§ Instruction:
Using the listing below, please gather every line containing the word "subtitle".

START

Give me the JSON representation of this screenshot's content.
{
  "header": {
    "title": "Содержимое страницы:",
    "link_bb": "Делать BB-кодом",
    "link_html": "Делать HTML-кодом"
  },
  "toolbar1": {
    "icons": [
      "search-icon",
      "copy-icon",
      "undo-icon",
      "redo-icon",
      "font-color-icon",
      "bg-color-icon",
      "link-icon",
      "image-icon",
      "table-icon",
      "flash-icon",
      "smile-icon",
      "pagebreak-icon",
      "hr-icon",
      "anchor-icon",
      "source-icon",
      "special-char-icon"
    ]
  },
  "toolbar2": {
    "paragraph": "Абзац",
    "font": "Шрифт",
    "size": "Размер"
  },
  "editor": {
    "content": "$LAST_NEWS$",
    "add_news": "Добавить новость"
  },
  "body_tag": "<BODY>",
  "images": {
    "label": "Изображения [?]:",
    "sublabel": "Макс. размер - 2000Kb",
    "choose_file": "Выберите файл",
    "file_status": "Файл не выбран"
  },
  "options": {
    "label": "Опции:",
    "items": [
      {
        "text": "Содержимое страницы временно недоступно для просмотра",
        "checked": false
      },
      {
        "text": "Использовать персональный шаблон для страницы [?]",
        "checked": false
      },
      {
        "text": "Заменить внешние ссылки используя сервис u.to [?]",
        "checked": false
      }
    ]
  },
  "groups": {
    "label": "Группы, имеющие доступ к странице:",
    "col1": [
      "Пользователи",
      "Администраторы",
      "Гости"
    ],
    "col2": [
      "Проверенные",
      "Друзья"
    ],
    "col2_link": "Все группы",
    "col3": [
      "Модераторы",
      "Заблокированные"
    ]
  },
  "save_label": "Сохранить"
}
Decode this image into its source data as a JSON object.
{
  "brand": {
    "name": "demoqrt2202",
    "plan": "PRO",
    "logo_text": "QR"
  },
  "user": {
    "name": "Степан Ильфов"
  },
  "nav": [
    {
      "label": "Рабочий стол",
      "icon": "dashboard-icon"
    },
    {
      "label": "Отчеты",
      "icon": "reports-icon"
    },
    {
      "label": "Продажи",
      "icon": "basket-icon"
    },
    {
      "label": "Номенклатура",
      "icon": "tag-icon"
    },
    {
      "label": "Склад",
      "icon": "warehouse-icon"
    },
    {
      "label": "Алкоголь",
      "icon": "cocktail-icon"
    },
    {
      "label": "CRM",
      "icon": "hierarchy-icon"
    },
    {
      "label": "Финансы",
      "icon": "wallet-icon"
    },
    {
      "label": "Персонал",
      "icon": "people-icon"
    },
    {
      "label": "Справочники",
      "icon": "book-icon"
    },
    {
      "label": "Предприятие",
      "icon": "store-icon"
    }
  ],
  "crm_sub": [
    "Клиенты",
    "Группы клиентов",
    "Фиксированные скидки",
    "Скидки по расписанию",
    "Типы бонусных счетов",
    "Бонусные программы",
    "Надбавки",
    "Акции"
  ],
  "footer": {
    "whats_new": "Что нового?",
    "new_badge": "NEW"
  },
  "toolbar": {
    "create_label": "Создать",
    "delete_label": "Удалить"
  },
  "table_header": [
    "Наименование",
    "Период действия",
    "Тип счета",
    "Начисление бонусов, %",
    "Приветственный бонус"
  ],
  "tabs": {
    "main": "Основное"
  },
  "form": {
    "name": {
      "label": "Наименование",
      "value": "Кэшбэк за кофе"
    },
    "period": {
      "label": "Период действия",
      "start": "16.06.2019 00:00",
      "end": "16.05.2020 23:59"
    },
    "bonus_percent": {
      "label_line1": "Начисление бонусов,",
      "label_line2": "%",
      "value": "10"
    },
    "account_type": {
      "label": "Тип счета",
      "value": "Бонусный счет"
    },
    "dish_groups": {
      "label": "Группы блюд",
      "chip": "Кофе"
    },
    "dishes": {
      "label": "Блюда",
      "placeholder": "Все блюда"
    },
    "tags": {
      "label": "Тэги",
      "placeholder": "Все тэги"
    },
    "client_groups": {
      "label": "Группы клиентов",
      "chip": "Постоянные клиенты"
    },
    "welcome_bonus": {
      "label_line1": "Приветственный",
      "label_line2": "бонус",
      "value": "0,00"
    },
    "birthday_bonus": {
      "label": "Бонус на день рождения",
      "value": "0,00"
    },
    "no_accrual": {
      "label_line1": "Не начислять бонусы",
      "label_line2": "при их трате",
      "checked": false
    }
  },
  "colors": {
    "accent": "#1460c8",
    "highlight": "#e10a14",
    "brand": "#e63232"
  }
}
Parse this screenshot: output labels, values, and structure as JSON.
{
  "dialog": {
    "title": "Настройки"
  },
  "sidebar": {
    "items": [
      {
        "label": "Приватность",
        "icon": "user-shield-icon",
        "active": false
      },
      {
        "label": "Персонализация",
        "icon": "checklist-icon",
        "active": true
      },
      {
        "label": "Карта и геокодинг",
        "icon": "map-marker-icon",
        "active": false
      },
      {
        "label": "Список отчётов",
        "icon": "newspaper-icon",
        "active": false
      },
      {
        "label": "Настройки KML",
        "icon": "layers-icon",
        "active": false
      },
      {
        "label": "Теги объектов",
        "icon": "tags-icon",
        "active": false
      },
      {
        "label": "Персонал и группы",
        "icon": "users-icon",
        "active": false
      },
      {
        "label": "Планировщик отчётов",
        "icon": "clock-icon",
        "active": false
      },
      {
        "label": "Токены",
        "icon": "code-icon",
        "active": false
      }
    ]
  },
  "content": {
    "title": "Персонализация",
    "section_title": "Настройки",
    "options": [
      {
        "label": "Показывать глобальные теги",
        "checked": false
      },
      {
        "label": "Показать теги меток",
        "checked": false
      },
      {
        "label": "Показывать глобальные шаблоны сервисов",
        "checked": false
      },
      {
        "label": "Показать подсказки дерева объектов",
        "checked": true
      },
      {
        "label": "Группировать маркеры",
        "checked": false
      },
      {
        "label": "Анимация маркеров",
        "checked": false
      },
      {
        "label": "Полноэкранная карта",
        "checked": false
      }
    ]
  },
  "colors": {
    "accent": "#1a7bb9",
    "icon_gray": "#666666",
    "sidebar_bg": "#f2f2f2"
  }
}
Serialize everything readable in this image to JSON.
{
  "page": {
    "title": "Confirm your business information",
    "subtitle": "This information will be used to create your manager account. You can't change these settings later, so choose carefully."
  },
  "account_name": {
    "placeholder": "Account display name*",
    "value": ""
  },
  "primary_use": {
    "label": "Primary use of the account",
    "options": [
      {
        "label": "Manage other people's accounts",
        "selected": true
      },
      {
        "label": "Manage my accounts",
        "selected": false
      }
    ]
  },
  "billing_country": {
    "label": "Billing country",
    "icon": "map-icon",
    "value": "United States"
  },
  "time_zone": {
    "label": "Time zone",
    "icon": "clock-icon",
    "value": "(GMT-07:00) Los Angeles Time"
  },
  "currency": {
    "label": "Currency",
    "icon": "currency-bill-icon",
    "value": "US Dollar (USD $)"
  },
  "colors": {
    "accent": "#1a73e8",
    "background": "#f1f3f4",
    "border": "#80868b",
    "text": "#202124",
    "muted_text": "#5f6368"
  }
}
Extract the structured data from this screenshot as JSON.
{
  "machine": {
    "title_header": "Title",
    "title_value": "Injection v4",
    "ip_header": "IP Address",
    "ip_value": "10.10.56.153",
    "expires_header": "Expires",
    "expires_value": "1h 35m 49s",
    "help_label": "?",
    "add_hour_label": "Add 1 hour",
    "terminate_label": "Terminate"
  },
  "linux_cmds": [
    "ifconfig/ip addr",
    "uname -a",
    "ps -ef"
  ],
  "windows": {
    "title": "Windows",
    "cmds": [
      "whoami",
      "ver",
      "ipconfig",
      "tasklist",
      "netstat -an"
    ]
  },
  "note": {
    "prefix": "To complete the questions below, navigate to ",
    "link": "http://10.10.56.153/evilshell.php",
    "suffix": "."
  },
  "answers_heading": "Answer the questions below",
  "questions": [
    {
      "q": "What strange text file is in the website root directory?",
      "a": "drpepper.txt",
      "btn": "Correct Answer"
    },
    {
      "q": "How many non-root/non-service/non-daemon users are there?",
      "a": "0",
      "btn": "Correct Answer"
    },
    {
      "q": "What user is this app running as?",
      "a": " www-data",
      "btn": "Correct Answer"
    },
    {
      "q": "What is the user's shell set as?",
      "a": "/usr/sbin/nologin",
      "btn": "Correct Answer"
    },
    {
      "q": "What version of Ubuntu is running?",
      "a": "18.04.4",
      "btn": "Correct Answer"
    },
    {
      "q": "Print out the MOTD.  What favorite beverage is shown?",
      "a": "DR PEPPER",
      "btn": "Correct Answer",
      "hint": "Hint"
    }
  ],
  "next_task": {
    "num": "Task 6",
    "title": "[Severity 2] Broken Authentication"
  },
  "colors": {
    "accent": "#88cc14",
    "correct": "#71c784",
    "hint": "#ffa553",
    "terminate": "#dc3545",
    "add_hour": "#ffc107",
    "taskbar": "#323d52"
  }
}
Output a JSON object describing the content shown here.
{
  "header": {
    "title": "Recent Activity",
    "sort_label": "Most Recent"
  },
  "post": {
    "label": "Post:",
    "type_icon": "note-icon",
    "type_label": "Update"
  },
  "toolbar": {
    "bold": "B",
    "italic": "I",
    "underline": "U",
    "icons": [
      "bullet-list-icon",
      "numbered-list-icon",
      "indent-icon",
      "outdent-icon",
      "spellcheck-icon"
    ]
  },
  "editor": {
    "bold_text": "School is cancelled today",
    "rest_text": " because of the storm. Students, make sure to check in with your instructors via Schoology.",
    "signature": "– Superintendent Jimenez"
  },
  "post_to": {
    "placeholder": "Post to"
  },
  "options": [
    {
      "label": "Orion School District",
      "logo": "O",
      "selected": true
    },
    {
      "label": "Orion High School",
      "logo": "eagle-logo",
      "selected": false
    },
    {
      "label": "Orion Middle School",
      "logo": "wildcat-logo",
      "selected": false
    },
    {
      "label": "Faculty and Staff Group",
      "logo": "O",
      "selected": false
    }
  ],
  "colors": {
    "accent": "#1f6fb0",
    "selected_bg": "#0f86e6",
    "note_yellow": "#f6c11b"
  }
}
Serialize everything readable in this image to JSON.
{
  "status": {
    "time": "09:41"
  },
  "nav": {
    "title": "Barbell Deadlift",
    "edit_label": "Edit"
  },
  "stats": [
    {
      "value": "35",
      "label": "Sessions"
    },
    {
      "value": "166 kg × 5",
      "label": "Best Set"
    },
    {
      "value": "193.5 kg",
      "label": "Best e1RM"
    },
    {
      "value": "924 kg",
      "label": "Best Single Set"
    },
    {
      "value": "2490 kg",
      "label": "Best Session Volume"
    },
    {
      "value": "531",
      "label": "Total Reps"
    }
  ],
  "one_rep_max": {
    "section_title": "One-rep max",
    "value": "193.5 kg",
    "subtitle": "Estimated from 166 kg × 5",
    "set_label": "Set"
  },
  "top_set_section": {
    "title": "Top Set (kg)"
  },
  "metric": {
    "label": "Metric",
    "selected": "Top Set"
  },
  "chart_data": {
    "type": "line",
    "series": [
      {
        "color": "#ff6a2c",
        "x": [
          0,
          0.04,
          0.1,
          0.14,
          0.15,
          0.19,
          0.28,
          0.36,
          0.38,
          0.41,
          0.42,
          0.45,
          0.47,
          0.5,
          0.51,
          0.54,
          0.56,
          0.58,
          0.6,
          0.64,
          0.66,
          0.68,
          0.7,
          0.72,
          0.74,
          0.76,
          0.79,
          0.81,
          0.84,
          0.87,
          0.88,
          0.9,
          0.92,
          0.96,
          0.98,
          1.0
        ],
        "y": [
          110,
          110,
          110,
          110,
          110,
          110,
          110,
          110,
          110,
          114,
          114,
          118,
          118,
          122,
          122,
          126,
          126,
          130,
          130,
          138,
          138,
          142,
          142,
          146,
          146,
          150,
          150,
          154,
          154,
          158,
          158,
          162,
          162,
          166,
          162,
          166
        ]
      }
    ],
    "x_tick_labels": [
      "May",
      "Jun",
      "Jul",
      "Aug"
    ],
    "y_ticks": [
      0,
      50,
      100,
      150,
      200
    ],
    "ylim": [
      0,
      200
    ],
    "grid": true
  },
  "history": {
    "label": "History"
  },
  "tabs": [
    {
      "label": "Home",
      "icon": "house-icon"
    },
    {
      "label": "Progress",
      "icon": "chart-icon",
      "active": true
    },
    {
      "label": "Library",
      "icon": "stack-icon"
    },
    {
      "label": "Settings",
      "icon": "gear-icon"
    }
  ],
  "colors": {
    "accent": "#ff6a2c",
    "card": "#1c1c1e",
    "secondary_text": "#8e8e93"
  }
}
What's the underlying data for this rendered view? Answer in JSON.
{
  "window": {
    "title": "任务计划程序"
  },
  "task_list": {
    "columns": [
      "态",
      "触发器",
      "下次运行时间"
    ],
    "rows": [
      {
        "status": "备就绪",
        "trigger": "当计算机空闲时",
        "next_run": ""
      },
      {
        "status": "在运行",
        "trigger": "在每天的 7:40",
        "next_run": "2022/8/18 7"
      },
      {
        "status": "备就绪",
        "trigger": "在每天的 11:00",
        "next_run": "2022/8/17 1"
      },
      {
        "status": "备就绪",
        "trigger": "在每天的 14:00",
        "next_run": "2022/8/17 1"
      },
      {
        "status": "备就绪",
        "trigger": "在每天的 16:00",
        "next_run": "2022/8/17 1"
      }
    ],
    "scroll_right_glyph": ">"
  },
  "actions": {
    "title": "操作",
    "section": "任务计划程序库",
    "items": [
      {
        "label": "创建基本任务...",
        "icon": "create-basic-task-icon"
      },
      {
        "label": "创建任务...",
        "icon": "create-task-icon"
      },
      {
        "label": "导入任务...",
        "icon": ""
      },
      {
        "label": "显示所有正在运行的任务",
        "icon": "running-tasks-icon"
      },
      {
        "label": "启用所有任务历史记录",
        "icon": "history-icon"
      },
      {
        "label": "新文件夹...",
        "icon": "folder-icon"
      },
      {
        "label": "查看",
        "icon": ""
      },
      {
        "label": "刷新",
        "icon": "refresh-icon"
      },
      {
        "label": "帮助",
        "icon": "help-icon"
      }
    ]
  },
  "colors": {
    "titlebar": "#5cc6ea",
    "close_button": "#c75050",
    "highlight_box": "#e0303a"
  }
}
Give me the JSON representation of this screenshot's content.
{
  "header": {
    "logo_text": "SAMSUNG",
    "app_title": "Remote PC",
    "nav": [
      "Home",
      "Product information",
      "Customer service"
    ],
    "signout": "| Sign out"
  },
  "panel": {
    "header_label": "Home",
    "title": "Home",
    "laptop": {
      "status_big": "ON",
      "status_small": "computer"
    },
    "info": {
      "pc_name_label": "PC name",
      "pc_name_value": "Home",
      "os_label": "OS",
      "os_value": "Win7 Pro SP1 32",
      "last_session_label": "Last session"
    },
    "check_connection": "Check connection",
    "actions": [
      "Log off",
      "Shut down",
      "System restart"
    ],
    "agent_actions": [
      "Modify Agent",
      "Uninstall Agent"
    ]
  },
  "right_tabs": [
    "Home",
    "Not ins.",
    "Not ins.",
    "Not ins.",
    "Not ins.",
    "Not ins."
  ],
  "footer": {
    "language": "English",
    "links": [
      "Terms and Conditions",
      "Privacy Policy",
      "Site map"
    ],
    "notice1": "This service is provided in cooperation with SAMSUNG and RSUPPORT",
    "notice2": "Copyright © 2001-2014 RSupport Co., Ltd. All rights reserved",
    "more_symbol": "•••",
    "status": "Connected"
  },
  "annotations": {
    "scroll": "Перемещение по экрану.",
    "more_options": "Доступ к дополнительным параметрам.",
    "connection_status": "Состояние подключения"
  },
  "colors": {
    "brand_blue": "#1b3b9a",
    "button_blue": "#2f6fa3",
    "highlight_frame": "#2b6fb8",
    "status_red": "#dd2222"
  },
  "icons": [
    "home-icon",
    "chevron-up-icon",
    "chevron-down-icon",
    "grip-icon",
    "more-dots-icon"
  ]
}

END

§ Result for this task:
    "subtitle": "This information will be used to create your manager account. You can't change these settings later, so choose carefully."
    "subtitle": "Estimated from 166 kg × 5",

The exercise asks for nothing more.